Task goal:
Can you find the lines of the listing that include "Security" and copy every one?

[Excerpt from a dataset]
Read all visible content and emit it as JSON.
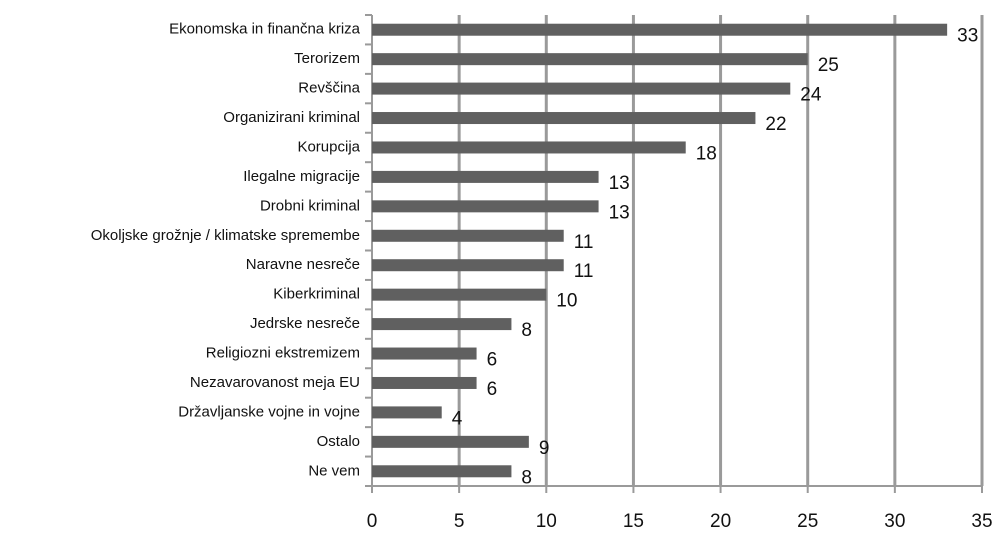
{
  "chart_data": {
    "type": "bar",
    "orientation": "horizontal",
    "categories": [
      "Ekonomska in finančna kriza",
      "Terorizem",
      "Revščina",
      "Organizirani kriminal",
      "Korupcija",
      "Ilegalne migracije",
      "Drobni kriminal",
      "Okoljske grožnje / klimatske spremembe",
      "Naravne nesreče",
      "Kiberkriminal",
      "Jedrske nesreče",
      "Religiozni ekstremizem",
      "Nezavarovanost meja EU",
      "Državljanske vojne in vojne",
      "Ostalo",
      "Ne vem"
    ],
    "values": [
      33,
      25,
      24,
      22,
      18,
      13,
      13,
      11,
      11,
      10,
      8,
      6,
      6,
      4,
      9,
      8
    ],
    "color": "#606060",
    "xlim": [
      0,
      35
    ],
    "xticks": [
      0,
      5,
      10,
      15,
      20,
      25,
      30,
      35
    ],
    "grid": true
  }
}
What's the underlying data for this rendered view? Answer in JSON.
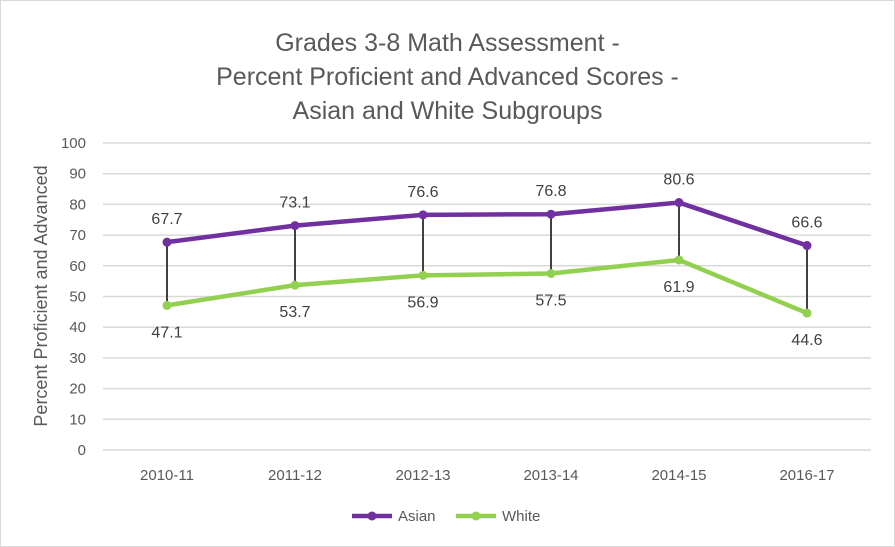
{
  "chart_data": {
    "type": "line",
    "title": [
      "Grades 3-8 Math Assessment -",
      "Percent Proficient and Advanced Scores -",
      "Asian and White Subgroups"
    ],
    "xlabel": "",
    "ylabel": "Percent Proficient and Advanced",
    "ylim": [
      0,
      100
    ],
    "yticks": [
      "0",
      "10",
      "20",
      "30",
      "40",
      "50",
      "60",
      "70",
      "80",
      "90",
      "100"
    ],
    "grid": true,
    "legend": "bottom",
    "categories": [
      "2010-11",
      "2011-12",
      "2012-13",
      "2013-14",
      "2014-15",
      "2016-17"
    ],
    "series": [
      {
        "name": "Asian",
        "color": "#7030A0",
        "values": [
          67.7,
          73.1,
          76.6,
          76.8,
          80.6,
          66.6
        ],
        "labels": [
          "67.7",
          "73.1",
          "76.6",
          "76.8",
          "80.6",
          "66.6"
        ]
      },
      {
        "name": "White",
        "color": "#92D050",
        "values": [
          47.1,
          53.7,
          56.9,
          57.5,
          61.9,
          44.6
        ],
        "labels": [
          "47.1",
          "53.7",
          "56.9",
          "57.5",
          "61.9",
          "44.6"
        ]
      }
    ],
    "high_low_lines": true
  }
}
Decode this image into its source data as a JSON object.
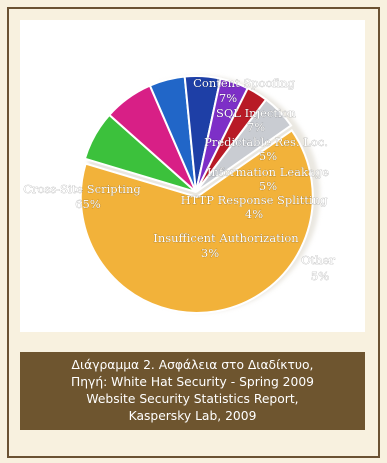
{
  "caption": {
    "line1": "Διάγραμμα 2. Ασφάλεια στο Διαδίκτυο,",
    "line2": "Πηγή: White Hat Security - Spring 2009",
    "line3": "Website Security Statistics Report,",
    "line4": "Kaspersky Lab, 2009"
  },
  "chart_data": {
    "type": "pie",
    "slices": [
      {
        "name": "Cross-Site Scripting",
        "value": 65,
        "label": "65%",
        "color": "#f2b23a"
      },
      {
        "name": "Content Spoofing",
        "value": 7,
        "label": "7%",
        "color": "#3cc13c"
      },
      {
        "name": "SQL Injection",
        "value": 7,
        "label": "7%",
        "color": "#d81f86"
      },
      {
        "name": "Predictable Res. Loc.",
        "value": 5,
        "label": "5%",
        "color": "#2166c8"
      },
      {
        "name": "Information Leakage",
        "value": 5,
        "label": "5%",
        "color": "#1e3fa6"
      },
      {
        "name": "HTTP Response Splitting",
        "value": 4,
        "label": "4%",
        "color": "#7d2fc7"
      },
      {
        "name": "Insufficent Authorization",
        "value": 3,
        "label": "3%",
        "color": "#b81a26"
      },
      {
        "name": "Other",
        "value": 5,
        "label": "5%",
        "color": "#c9ccd2"
      }
    ]
  }
}
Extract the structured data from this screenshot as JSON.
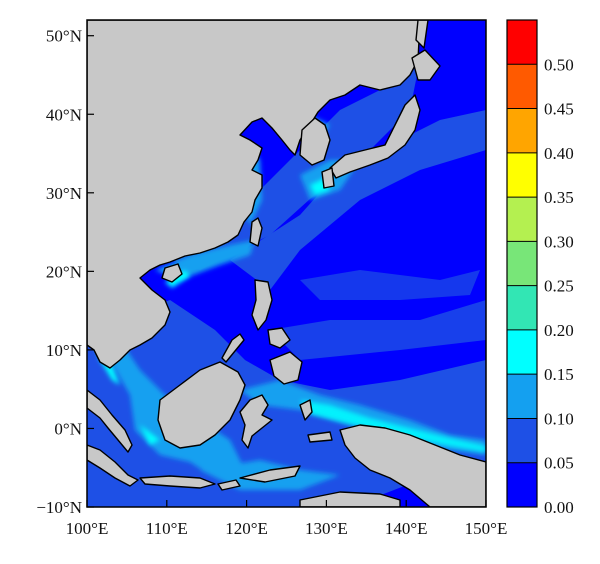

Exercise output:
    "line2": "Πηγή: White Hat Security - Spring 2009",
    "line3": "Website Security Statistics Report,",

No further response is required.